• [AIM]: Lines holding the string "symbol" are the ones to copy; find them all in the data.

• [Dataset entries on figures]:
/---
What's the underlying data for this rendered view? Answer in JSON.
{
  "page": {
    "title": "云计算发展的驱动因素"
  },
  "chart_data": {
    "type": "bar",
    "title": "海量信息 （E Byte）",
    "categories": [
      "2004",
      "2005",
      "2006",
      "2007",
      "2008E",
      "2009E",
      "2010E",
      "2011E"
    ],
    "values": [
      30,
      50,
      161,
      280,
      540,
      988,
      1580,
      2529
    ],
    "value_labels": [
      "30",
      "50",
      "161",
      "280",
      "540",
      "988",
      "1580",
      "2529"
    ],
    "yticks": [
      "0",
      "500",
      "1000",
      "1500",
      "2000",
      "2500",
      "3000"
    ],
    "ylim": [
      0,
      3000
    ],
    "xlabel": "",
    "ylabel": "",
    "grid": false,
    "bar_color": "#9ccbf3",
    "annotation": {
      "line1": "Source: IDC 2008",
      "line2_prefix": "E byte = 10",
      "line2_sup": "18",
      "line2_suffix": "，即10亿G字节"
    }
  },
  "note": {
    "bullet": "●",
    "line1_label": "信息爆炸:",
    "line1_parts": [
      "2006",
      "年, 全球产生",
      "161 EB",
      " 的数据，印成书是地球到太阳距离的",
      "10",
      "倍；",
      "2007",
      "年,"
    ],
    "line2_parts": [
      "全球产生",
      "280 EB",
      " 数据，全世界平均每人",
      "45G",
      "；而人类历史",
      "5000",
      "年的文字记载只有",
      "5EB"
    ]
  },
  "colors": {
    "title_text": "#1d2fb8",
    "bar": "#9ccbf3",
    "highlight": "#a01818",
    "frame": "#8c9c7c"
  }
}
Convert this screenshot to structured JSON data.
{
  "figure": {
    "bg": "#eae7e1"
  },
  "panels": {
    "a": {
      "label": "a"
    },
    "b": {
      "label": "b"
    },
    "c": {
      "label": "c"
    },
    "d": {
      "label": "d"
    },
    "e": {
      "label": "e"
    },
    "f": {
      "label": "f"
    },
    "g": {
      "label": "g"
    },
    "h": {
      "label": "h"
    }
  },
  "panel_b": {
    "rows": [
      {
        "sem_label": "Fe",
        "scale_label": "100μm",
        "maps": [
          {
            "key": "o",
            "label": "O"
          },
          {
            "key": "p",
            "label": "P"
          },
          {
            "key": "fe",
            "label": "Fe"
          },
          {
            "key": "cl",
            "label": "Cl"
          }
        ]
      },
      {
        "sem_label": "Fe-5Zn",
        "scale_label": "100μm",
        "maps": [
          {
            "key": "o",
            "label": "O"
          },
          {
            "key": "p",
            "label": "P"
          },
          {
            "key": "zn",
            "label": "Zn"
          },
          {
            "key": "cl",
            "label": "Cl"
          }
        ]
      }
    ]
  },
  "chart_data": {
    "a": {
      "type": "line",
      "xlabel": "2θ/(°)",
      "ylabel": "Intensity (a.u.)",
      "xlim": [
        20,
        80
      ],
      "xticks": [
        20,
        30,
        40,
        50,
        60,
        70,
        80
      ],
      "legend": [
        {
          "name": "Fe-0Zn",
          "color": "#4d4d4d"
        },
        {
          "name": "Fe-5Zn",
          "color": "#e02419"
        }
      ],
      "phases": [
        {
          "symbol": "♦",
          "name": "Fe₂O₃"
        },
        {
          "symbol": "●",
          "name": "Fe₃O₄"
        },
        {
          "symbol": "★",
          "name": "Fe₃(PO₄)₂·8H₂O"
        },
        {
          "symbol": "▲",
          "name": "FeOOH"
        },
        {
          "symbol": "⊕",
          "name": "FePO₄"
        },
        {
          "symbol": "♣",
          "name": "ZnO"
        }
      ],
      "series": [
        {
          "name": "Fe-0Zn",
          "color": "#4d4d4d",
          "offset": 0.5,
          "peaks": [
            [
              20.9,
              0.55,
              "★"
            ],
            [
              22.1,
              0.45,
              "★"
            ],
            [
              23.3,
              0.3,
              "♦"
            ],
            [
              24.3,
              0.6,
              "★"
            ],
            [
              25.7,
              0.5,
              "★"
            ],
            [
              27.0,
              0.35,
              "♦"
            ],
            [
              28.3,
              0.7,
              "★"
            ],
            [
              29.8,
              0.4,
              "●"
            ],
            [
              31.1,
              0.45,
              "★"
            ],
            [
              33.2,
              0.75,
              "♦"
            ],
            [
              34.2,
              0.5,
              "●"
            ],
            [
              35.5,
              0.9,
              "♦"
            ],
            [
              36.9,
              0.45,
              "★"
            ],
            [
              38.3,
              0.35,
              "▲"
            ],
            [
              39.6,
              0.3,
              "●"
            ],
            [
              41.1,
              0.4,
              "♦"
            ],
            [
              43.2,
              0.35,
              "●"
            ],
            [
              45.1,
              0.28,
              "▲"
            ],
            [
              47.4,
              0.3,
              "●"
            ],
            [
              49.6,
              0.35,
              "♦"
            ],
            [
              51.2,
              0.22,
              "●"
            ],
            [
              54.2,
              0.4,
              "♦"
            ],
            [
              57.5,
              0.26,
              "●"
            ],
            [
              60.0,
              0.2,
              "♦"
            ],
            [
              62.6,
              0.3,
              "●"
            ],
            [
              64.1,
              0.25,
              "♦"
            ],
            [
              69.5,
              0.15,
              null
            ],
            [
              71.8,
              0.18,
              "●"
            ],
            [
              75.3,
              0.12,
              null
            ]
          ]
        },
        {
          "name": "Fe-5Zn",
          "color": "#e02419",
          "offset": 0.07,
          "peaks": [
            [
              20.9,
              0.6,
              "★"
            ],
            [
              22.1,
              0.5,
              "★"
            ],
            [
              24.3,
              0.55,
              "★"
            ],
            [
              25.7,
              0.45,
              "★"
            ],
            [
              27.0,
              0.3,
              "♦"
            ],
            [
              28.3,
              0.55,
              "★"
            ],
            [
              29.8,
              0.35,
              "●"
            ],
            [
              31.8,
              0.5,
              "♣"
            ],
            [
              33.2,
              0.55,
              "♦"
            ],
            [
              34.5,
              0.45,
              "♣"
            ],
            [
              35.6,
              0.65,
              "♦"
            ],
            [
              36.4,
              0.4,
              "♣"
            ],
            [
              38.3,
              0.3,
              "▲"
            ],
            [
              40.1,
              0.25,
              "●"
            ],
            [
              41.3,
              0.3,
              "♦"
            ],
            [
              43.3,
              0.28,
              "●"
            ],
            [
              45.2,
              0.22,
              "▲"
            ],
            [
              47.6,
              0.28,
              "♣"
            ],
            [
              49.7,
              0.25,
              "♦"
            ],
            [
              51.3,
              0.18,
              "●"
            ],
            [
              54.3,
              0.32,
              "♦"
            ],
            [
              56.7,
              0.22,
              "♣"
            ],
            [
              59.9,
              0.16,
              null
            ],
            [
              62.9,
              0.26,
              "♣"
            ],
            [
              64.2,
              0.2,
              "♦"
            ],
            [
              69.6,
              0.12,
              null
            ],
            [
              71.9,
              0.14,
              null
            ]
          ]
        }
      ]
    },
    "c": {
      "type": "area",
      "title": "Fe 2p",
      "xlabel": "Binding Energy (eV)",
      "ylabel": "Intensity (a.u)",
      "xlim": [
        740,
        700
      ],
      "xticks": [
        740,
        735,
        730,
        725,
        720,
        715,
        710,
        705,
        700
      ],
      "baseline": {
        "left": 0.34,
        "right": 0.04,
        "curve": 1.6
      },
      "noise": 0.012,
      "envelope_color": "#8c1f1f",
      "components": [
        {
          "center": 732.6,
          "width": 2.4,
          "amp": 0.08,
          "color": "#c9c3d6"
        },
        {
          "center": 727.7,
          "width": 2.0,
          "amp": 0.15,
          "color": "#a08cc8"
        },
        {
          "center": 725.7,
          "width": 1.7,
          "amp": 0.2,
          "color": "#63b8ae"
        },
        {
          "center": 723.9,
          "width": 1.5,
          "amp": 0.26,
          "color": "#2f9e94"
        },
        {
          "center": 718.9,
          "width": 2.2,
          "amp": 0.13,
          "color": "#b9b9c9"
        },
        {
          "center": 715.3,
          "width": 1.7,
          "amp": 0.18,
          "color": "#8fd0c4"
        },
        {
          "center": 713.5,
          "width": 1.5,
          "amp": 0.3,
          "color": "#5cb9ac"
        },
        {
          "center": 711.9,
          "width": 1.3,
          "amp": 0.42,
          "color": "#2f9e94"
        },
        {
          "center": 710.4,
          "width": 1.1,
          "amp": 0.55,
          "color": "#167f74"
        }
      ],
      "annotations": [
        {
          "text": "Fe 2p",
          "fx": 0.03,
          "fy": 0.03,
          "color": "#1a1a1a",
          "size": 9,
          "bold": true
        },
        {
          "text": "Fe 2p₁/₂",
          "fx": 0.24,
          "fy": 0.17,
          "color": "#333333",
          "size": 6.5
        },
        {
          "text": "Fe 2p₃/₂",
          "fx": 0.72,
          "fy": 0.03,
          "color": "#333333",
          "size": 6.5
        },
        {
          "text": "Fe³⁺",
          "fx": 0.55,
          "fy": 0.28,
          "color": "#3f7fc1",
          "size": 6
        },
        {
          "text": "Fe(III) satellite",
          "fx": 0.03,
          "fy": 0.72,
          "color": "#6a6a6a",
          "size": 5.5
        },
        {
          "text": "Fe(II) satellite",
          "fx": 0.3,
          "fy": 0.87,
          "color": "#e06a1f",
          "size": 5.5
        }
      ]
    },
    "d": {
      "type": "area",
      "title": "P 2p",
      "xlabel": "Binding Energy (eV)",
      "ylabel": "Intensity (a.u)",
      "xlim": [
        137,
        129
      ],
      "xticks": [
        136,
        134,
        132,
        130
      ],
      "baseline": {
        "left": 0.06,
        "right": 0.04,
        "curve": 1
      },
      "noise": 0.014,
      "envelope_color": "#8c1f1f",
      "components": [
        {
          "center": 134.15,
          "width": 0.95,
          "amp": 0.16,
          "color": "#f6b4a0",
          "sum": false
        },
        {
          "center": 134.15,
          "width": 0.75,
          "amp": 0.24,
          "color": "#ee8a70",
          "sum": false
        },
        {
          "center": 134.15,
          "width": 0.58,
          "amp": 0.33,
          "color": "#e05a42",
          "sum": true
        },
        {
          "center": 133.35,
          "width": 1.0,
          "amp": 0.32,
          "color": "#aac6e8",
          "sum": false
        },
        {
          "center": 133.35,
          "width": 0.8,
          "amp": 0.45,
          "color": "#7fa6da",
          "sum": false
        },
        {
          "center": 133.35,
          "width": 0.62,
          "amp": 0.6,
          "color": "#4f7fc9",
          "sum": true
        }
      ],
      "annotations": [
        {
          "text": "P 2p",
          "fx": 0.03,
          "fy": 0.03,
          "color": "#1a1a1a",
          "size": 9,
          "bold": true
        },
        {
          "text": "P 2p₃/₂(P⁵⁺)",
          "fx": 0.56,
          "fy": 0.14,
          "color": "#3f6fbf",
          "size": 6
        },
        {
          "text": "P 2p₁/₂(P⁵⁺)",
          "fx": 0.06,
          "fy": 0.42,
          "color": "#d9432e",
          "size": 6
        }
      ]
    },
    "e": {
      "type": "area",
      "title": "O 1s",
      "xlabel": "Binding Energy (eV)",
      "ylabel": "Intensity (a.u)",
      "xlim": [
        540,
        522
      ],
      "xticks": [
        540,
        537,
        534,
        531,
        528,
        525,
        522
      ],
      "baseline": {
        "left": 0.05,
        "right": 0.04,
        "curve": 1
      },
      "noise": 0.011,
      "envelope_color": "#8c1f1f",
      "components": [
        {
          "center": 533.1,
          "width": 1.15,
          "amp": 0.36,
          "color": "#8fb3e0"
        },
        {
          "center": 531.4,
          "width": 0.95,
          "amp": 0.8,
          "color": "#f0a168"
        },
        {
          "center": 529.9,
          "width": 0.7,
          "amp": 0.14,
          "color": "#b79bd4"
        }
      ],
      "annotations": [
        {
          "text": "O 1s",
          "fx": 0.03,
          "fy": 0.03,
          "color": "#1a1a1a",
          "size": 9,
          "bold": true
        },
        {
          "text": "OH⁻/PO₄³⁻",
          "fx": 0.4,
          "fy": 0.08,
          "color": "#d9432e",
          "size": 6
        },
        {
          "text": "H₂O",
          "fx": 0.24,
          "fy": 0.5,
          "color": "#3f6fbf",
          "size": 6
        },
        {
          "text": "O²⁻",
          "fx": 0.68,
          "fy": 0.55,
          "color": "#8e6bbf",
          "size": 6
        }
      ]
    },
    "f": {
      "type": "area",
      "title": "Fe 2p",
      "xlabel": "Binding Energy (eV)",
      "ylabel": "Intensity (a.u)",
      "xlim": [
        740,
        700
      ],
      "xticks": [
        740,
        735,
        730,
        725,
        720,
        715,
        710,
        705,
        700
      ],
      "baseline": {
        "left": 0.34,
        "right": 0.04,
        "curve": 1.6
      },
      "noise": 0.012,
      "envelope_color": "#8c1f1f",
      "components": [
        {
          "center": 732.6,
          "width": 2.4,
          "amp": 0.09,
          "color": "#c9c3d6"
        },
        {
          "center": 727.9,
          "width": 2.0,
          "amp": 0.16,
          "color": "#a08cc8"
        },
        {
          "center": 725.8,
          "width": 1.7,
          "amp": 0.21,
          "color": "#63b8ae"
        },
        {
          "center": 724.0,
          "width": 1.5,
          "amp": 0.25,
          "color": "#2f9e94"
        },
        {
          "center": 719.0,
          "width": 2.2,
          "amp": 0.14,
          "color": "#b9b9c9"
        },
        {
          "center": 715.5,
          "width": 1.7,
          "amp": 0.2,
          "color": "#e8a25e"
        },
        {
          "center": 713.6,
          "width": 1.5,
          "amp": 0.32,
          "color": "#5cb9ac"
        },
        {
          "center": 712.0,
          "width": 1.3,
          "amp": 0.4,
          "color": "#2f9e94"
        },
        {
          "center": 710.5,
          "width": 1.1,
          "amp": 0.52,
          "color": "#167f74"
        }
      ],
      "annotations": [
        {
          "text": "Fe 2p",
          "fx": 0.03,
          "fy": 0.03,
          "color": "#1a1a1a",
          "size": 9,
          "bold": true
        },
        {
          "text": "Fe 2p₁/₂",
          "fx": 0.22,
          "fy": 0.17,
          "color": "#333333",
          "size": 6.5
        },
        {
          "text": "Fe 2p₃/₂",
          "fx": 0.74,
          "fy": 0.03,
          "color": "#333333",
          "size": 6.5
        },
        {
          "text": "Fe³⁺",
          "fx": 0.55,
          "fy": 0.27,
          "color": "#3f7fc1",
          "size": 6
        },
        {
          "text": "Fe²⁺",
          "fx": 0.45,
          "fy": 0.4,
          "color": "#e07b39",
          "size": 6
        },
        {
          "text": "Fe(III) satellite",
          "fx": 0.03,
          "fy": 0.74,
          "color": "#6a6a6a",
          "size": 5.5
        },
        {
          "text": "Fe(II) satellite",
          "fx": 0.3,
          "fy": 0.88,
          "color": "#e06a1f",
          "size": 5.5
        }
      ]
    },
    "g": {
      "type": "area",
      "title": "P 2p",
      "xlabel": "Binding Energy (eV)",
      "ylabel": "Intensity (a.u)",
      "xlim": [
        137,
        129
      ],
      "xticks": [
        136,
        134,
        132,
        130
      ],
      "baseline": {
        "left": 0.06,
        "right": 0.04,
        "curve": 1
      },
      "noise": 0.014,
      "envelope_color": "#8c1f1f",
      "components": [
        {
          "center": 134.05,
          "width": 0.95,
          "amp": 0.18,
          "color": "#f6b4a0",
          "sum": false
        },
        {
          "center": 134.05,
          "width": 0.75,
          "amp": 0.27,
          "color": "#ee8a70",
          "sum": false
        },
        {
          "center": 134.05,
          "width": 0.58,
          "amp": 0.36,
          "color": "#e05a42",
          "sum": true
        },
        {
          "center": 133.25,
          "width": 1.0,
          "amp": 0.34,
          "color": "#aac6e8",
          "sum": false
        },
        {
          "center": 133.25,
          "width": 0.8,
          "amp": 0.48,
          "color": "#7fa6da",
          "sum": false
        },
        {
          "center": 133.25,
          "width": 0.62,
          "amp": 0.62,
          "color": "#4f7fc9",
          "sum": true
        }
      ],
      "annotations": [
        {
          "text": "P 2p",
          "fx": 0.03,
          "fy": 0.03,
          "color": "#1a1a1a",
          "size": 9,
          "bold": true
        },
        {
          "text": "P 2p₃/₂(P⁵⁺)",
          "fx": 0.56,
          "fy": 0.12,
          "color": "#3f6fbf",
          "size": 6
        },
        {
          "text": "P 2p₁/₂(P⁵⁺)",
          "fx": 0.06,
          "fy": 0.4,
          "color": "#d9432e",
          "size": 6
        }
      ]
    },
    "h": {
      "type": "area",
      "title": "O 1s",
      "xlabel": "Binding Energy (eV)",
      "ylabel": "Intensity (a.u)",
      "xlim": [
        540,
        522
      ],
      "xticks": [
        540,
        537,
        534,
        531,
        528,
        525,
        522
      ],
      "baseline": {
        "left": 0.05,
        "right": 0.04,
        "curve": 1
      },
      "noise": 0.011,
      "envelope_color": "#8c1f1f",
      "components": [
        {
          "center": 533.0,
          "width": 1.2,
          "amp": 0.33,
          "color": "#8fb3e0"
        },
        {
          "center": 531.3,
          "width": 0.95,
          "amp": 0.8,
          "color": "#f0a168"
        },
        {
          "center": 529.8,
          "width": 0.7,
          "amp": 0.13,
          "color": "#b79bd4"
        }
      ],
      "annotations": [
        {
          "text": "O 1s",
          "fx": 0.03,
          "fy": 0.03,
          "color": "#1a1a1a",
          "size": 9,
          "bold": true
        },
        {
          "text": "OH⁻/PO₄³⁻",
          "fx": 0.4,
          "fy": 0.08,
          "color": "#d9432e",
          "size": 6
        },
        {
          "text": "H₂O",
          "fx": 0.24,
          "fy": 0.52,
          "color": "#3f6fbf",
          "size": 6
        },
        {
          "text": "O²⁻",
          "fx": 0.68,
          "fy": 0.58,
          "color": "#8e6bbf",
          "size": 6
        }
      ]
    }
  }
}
\---
• [RESPONSE TO THIS EXERCISE]:
          "symbol": "♦",
          "symbol": "●",
          "symbol": "★",
          "symbol": "▲",
          "symbol": "⊕",
          "symbol": "♣",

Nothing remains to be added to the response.